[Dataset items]
* * * * * * *
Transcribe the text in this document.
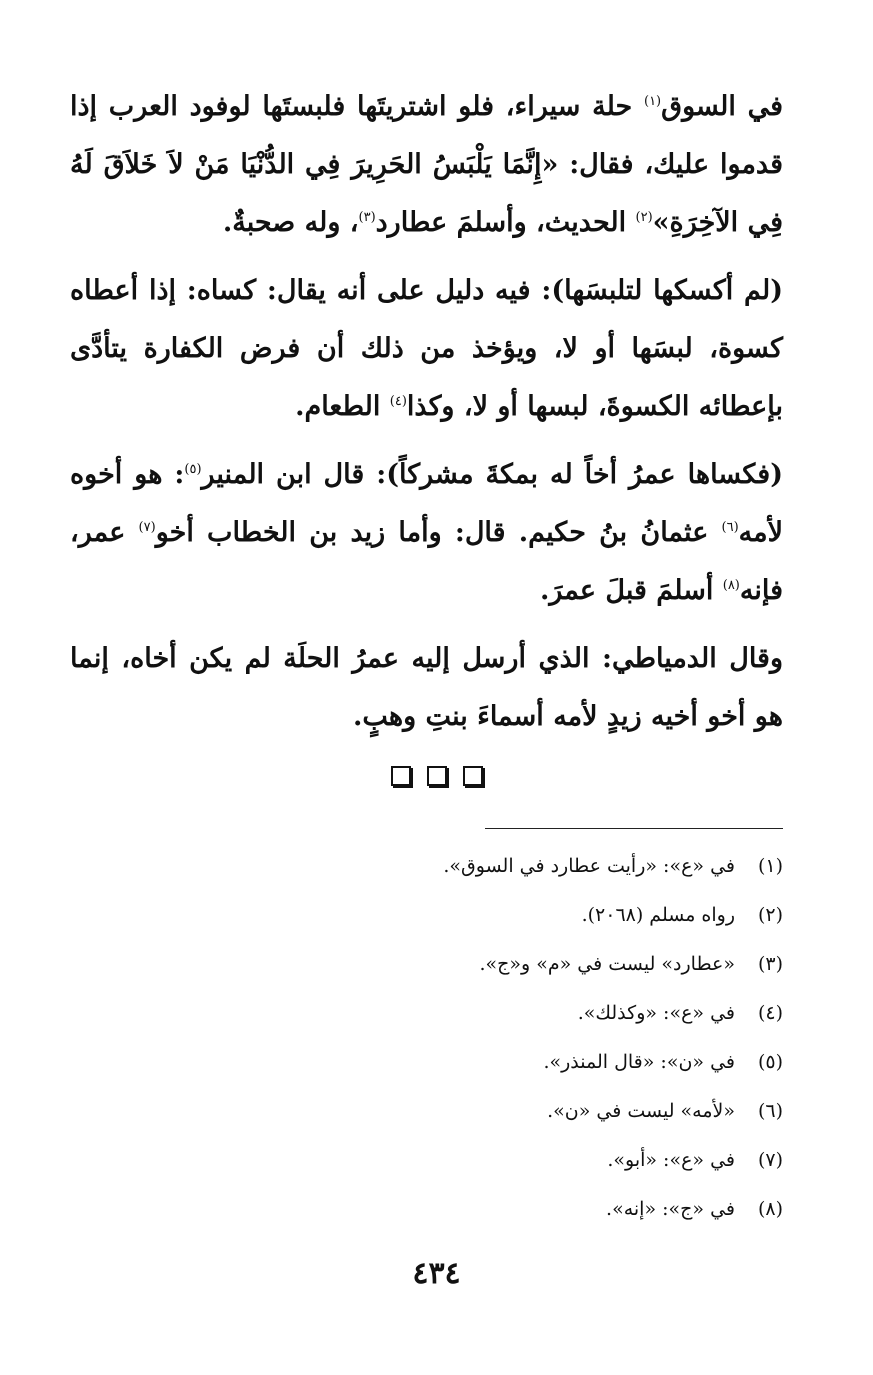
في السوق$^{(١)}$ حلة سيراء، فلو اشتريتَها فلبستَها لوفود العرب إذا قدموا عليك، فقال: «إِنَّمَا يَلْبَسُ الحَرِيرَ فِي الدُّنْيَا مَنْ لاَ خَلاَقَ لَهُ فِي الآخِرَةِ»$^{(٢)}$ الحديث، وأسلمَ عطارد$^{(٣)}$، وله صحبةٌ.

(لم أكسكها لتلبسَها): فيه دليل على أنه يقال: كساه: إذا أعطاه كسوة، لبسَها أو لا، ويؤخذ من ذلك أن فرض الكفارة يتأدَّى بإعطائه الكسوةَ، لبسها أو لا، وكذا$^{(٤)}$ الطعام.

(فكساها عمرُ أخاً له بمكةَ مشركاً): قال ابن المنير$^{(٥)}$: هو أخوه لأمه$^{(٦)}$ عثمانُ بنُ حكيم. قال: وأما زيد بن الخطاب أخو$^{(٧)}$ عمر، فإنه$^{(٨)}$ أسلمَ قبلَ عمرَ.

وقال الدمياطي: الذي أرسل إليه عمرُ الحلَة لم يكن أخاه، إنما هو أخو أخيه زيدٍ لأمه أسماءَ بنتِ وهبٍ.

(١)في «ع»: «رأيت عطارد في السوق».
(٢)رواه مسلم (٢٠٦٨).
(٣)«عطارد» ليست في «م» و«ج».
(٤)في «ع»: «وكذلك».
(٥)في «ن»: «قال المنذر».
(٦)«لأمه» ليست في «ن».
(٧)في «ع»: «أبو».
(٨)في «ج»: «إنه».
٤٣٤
* * * * * * *
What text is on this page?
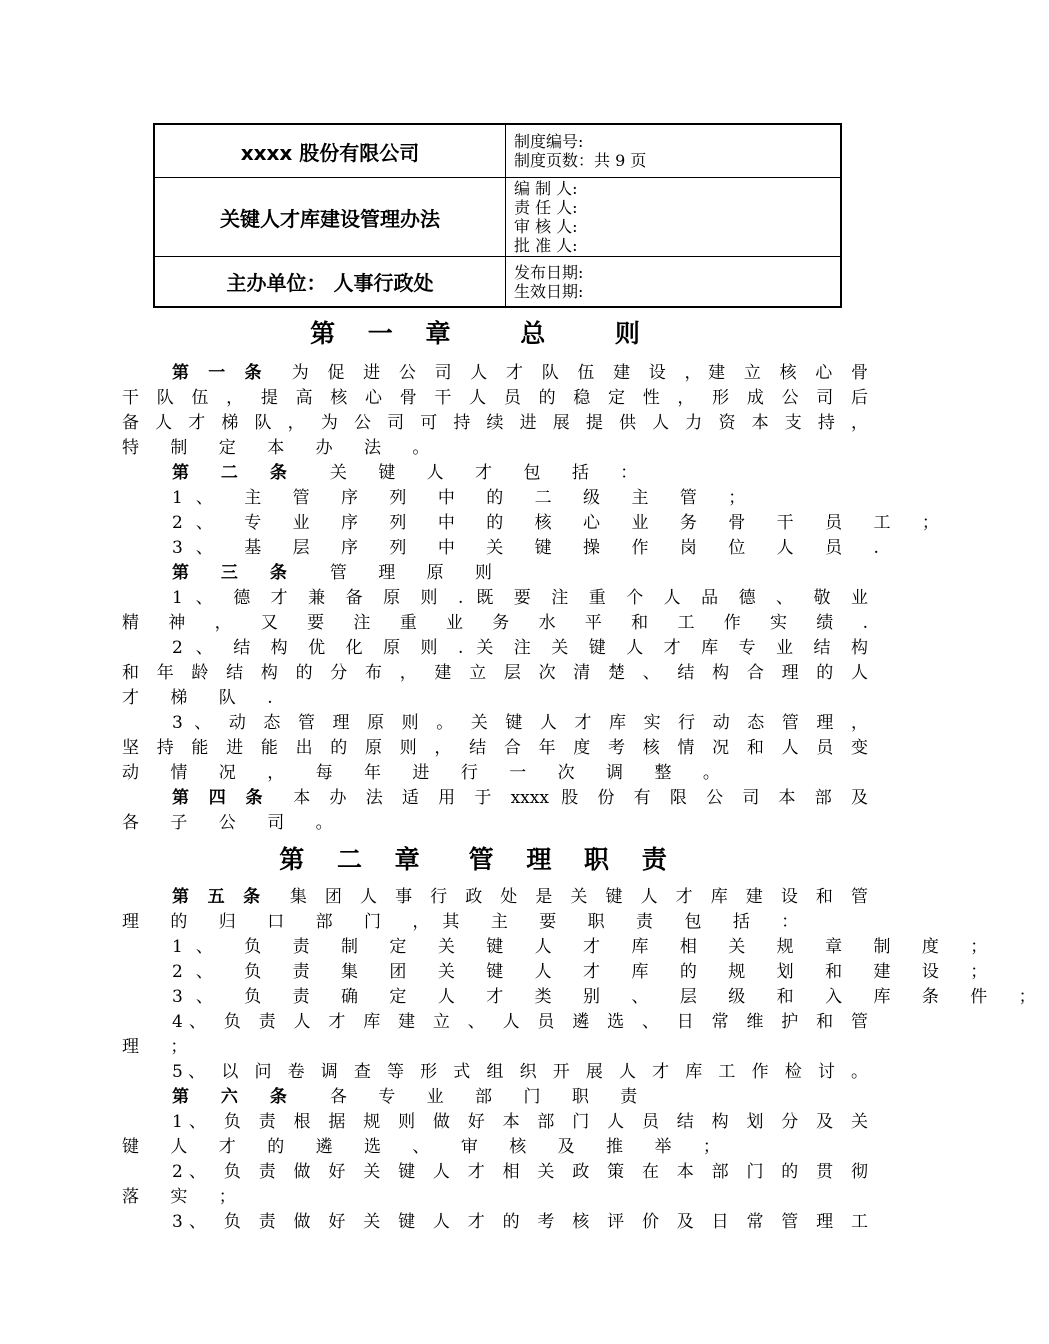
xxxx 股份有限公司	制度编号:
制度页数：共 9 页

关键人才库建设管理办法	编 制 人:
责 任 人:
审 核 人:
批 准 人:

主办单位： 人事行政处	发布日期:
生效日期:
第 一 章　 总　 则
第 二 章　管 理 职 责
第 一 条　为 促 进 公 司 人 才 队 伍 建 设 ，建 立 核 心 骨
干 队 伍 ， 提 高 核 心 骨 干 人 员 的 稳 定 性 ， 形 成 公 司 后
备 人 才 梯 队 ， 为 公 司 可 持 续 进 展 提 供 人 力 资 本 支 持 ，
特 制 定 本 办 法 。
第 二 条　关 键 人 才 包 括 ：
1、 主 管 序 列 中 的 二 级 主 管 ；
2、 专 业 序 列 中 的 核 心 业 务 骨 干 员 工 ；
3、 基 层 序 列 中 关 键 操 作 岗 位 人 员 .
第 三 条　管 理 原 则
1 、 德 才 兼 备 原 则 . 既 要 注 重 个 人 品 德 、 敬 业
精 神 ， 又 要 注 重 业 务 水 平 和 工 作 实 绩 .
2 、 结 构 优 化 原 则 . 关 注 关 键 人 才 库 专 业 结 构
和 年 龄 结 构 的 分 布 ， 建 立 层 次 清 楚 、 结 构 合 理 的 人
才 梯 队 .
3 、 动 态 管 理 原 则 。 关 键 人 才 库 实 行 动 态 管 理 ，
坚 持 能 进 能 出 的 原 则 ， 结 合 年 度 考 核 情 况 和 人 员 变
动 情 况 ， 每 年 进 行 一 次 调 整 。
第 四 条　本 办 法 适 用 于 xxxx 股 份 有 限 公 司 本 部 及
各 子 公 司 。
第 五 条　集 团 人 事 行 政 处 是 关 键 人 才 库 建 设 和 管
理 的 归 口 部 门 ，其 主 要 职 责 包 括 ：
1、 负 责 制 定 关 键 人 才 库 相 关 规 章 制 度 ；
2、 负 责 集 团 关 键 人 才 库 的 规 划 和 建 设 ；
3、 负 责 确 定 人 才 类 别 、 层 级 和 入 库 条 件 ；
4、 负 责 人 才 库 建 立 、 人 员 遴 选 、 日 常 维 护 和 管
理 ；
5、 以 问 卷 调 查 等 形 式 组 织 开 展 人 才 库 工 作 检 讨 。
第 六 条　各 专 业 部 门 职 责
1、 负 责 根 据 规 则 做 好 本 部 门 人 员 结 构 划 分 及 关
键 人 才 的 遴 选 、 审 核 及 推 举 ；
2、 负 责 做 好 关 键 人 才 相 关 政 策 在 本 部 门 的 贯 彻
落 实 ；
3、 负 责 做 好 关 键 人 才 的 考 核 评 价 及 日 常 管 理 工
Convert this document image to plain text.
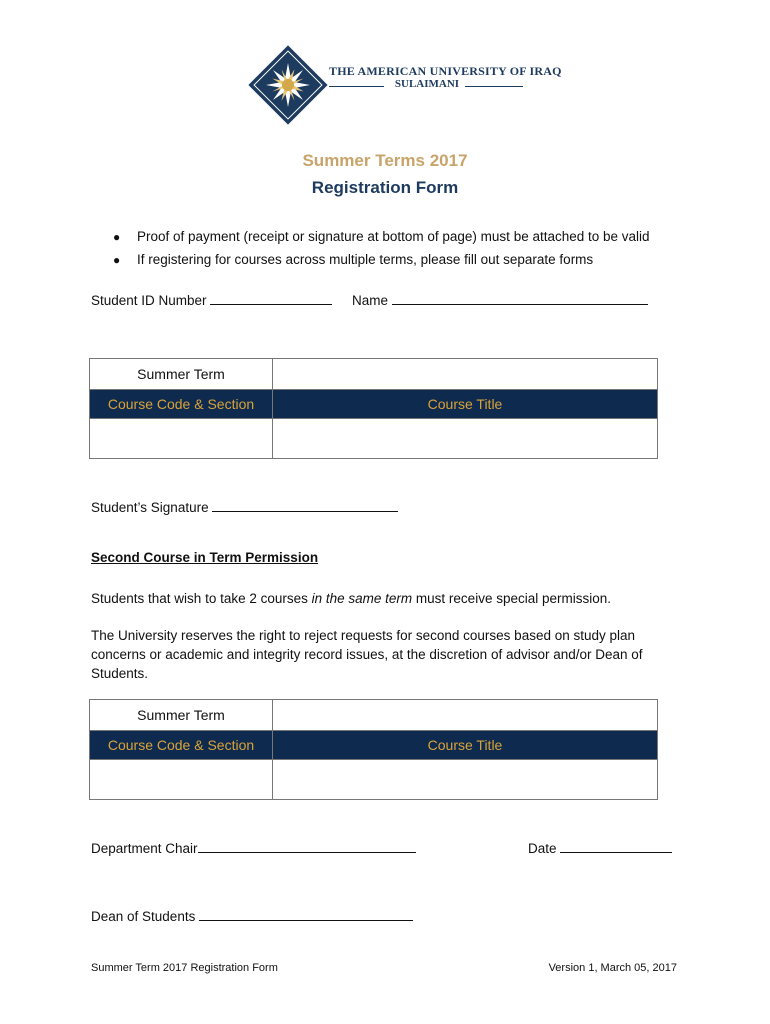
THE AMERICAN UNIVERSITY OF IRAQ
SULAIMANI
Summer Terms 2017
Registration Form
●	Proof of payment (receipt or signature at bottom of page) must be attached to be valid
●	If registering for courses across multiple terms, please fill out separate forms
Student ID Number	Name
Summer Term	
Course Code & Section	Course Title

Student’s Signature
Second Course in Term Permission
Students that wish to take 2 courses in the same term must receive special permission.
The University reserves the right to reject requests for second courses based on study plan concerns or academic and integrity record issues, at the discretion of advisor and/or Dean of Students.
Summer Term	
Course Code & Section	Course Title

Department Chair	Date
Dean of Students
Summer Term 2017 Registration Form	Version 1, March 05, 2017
* * * * * * *
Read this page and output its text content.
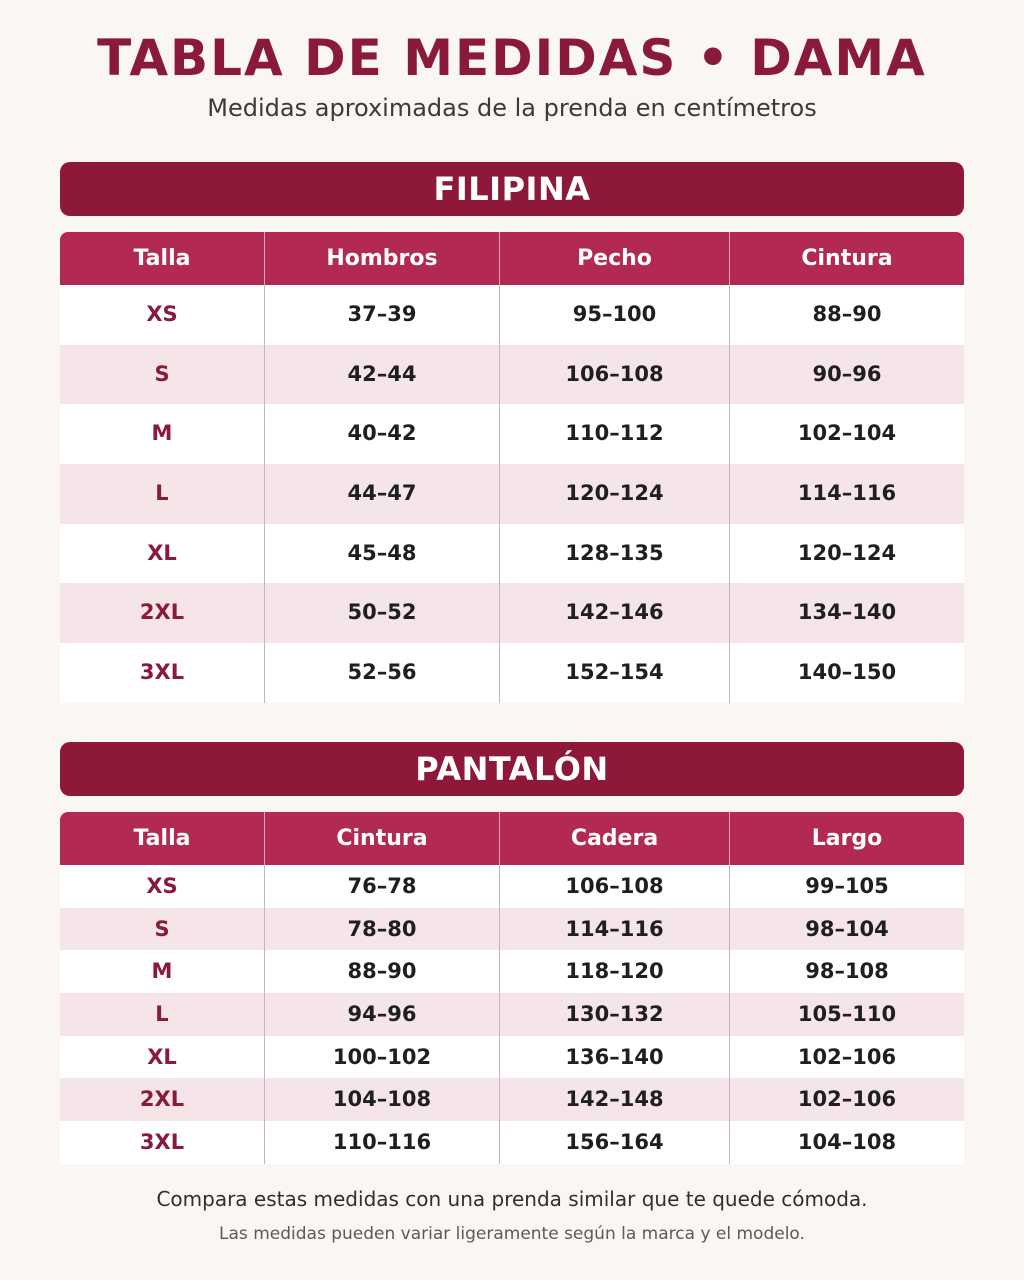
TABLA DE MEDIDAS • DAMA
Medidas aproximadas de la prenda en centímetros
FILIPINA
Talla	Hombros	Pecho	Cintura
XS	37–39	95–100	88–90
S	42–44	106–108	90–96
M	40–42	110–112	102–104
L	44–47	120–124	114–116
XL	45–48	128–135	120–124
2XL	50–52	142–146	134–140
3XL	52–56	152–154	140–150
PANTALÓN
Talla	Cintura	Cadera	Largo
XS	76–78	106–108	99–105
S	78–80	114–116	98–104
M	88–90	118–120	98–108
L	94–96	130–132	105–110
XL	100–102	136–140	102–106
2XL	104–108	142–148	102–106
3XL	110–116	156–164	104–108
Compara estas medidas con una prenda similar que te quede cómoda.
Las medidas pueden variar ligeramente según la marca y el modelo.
* * * * * * *
◆ SHORT TASK
Note how many lines of the material contain the string "text". Then report that number by itself.

◆ EXERCISE SOLUTION
4